++++ SOURCE DATA ++++

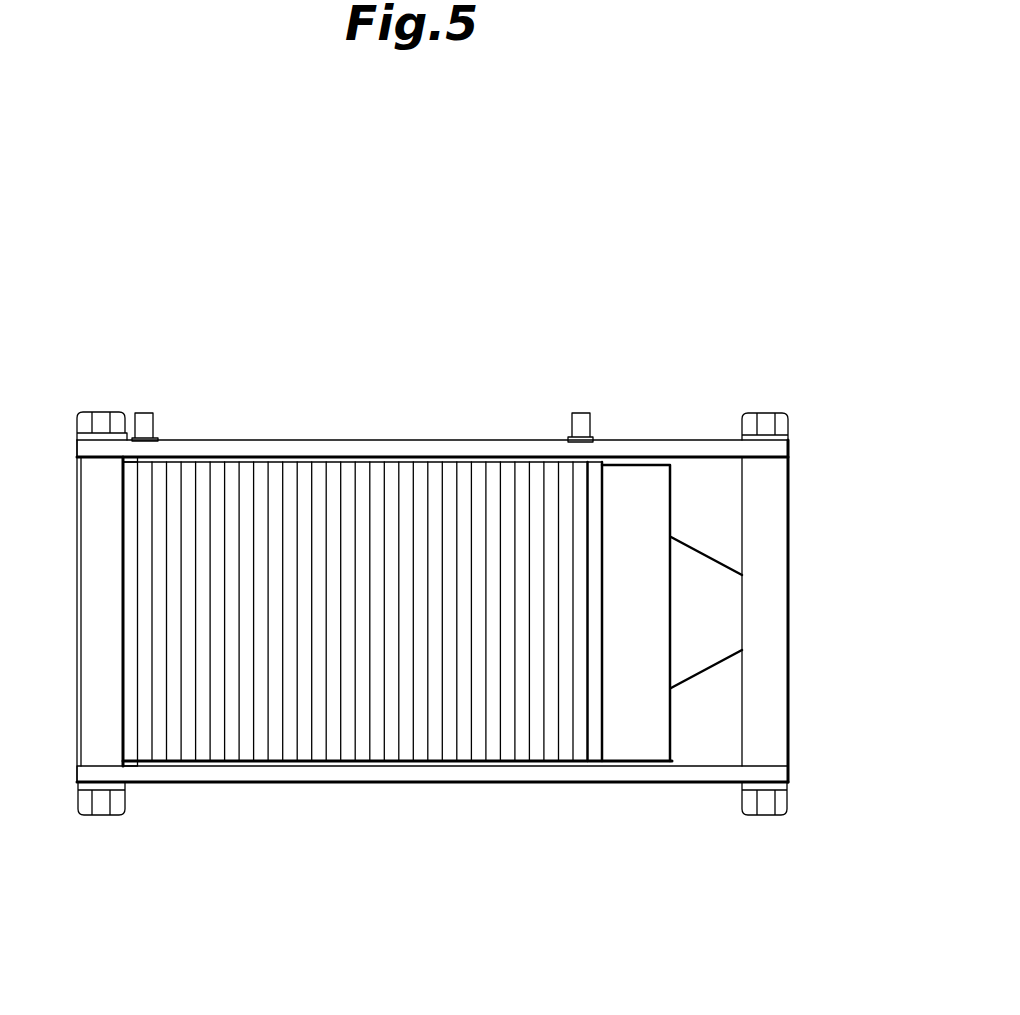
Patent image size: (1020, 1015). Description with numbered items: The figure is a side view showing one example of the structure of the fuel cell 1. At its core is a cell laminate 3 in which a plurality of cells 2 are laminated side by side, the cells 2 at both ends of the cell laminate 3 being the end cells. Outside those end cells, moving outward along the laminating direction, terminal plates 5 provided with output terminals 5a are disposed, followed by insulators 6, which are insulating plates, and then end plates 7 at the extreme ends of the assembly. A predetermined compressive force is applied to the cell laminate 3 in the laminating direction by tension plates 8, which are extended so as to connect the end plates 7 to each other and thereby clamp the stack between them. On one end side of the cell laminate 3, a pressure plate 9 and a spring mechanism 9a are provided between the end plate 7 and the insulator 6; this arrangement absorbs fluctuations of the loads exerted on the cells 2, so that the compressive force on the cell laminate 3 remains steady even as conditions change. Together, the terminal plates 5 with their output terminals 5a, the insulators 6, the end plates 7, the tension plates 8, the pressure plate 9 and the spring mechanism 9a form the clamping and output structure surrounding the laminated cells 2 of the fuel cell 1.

The fuel cell 1 is at (456, 493).
The cell 2 is at (172, 487).
The cell laminate 3 is at (397, 568).
The terminal plate 5 is at (147, 747).
The output terminal 5a is at (147, 413).
The insulator 6 is at (130, 747).
The end plate 7 is at (92, 743).
The tension plate 8 is at (680, 440).
The pressure plate 9 is at (739, 612).
The spring mechanism 9a is at (705, 613).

++++

## EXERCISE DESCRIPTION
Could the entries above be copied out exactly, with no pictures included?

## YOUR RESPONSE
Patent image size: (1020, 1015). Description with numbered items: The figure is a side view showing one example of the structure of the fuel cell 1. At its core is a cell laminate 3 in which a plurality of cells 2 are laminated side by side, the cells 2 at both ends of the cell laminate 3 being the end cells. Outside those end cells, moving outward along the laminating direction, terminal plates 5 provided with output terminals 5a are disposed, followed by insulators 6, which are insulating plates, and then end plates 7 at the extreme ends of the assembly. A predetermined compressive force is applied to the cell laminate 3 in the laminating direction by tension plates 8, which are extended so as to connect the end plates 7 to each other and thereby clamp the stack between them. On one end side of the cell laminate 3, a pressure plate 9 and a spring mechanism 9a are provided between the end plate 7 and the insulator 6; this arrangement absorbs fluctuations of the loads exerted on the cells 2, so that the compressive force on the cell laminate 3 remains steady even as conditions change. Together, the terminal plates 5 with their output terminals 5a, the insulators 6, the end plates 7, the tension plates 8, the pressure plate 9 and the spring mechanism 9a form the clamping and output structure surrounding the laminated cells 2 of the fuel cell 1.

The fuel cell 1 is at (456, 493).
The cell 2 is at (172, 487).
The cell laminate 3 is at (397, 568).
The terminal plate 5 is at (147, 747).
The output terminal 5a is at (147, 413).
The insulator 6 is at (130, 747).
The end plate 7 is at (92, 743).
The tension plate 8 is at (680, 440).
The pressure plate 9 is at (739, 612).
The spring mechanism 9a is at (705, 613).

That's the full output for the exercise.